## TASK
Across the entries below, how many lines contain the word "name"? Give the number alone.

(Source data)

[START]

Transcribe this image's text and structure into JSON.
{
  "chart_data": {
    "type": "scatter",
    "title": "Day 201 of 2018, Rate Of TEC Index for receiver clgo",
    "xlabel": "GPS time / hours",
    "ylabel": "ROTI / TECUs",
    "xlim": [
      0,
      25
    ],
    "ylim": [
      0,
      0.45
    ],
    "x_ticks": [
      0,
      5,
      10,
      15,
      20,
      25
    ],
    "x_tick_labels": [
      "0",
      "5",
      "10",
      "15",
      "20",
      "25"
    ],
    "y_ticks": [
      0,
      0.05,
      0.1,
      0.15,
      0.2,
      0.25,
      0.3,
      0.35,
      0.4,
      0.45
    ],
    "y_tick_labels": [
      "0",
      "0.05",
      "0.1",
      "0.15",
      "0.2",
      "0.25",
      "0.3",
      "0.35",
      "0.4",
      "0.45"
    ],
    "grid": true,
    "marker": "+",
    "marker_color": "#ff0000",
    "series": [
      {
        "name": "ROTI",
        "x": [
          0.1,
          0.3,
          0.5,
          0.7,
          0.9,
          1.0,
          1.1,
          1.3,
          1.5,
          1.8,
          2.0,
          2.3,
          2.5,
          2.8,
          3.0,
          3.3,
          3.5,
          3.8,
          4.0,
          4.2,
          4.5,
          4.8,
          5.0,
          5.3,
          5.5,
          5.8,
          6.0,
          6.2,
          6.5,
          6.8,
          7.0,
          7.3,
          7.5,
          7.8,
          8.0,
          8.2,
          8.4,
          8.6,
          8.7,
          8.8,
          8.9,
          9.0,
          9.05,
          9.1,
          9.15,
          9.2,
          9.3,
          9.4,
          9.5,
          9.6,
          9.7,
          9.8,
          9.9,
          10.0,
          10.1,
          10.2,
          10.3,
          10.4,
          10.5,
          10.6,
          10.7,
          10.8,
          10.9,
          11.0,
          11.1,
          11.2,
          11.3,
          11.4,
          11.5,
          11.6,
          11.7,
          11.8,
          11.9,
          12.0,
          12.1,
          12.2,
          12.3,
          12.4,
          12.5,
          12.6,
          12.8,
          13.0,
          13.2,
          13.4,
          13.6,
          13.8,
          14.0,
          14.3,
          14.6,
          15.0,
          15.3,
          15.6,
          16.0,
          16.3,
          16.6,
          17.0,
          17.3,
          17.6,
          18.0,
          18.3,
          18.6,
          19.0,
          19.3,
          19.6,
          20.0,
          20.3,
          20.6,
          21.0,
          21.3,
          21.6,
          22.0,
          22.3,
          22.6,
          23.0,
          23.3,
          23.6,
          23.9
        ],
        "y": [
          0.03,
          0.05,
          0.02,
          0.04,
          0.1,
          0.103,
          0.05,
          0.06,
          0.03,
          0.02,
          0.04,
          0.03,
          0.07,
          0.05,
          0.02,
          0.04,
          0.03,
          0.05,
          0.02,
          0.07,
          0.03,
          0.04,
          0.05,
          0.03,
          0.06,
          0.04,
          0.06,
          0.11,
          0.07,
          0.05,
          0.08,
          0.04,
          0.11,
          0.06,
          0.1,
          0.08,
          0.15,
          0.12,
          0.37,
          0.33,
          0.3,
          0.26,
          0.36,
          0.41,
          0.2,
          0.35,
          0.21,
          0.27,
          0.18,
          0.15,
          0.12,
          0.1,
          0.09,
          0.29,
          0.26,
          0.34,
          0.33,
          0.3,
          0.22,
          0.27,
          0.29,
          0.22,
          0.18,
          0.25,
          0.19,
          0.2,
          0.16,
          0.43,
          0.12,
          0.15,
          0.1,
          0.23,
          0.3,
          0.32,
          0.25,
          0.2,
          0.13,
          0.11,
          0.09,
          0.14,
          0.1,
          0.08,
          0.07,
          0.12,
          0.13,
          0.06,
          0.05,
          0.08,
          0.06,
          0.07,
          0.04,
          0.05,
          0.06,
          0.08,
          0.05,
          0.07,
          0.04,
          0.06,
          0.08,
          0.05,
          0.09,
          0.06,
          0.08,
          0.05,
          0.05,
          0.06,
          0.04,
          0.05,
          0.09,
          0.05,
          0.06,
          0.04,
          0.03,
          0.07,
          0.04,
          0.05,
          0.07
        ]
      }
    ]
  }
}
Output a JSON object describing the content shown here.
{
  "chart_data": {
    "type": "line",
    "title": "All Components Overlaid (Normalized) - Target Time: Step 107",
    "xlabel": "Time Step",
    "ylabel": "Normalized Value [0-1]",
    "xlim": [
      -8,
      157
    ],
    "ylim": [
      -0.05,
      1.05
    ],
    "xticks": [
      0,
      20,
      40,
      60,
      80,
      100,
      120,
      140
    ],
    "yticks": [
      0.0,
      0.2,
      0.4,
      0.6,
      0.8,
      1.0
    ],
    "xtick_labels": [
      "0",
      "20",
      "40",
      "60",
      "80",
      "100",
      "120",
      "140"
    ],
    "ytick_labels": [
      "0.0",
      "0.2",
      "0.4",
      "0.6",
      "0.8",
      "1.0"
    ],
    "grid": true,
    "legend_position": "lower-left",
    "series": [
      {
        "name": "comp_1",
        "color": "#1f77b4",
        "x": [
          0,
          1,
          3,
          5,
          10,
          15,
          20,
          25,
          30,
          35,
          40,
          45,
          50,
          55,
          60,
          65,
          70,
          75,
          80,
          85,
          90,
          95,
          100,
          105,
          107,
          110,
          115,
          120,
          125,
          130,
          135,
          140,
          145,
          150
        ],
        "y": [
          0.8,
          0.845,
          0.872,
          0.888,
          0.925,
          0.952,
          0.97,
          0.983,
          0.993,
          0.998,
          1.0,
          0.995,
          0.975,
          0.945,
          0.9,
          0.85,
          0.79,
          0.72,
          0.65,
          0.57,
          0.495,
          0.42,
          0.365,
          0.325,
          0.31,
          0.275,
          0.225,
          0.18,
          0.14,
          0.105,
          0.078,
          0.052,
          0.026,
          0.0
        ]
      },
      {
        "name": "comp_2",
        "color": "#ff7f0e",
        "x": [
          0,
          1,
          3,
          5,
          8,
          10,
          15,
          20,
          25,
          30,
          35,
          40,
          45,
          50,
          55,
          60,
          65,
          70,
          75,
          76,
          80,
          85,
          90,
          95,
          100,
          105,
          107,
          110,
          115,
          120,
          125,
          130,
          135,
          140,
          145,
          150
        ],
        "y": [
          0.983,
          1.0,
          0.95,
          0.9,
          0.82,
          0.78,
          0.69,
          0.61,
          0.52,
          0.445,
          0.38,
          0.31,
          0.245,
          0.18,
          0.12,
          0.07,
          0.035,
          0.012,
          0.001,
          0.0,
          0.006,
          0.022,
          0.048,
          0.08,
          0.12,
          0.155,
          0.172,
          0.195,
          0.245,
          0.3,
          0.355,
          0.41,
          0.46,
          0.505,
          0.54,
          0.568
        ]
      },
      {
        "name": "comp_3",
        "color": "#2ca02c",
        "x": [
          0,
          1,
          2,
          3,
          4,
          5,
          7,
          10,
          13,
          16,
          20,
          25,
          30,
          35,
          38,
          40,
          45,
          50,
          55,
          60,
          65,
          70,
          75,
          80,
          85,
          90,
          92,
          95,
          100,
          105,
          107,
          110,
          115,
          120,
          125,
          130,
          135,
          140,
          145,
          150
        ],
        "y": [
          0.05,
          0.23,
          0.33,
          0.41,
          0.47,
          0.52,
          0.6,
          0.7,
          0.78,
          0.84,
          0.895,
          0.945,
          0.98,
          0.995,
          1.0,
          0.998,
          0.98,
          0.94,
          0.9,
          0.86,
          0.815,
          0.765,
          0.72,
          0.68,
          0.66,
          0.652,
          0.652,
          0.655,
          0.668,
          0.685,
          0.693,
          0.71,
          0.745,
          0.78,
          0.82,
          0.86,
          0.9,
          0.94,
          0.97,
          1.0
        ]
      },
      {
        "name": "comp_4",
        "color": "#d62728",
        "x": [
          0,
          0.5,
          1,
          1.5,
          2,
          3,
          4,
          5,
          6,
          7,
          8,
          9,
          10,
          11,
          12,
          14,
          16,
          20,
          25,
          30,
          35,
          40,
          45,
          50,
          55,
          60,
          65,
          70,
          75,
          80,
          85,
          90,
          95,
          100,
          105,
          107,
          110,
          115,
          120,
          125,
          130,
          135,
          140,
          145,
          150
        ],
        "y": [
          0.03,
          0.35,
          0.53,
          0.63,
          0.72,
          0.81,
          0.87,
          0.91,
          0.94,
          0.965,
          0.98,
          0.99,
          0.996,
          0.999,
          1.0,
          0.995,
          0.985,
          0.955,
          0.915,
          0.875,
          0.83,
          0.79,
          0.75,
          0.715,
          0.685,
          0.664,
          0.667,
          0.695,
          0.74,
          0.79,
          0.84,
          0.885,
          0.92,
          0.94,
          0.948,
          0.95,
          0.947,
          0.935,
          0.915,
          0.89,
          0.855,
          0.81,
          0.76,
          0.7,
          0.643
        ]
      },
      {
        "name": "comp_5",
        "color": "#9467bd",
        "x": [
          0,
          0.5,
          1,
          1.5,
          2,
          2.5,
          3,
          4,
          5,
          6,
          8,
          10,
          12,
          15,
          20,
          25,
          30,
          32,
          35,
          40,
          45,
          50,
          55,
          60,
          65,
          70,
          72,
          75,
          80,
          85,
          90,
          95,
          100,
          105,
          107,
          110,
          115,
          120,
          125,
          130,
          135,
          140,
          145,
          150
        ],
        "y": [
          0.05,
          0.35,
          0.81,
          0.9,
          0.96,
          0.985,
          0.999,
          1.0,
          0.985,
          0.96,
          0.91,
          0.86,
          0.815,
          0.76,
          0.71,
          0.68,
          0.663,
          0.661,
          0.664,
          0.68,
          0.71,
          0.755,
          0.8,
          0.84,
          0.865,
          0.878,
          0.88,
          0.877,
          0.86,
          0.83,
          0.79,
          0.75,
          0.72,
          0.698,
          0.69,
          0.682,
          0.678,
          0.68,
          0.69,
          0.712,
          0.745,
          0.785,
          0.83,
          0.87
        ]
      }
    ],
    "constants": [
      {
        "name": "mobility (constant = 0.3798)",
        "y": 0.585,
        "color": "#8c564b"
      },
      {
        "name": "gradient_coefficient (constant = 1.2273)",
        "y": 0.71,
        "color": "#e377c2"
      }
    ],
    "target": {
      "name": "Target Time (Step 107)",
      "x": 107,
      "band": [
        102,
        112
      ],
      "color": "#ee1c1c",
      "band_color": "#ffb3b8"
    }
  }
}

[END]

## EXERCISE RESPONSE
9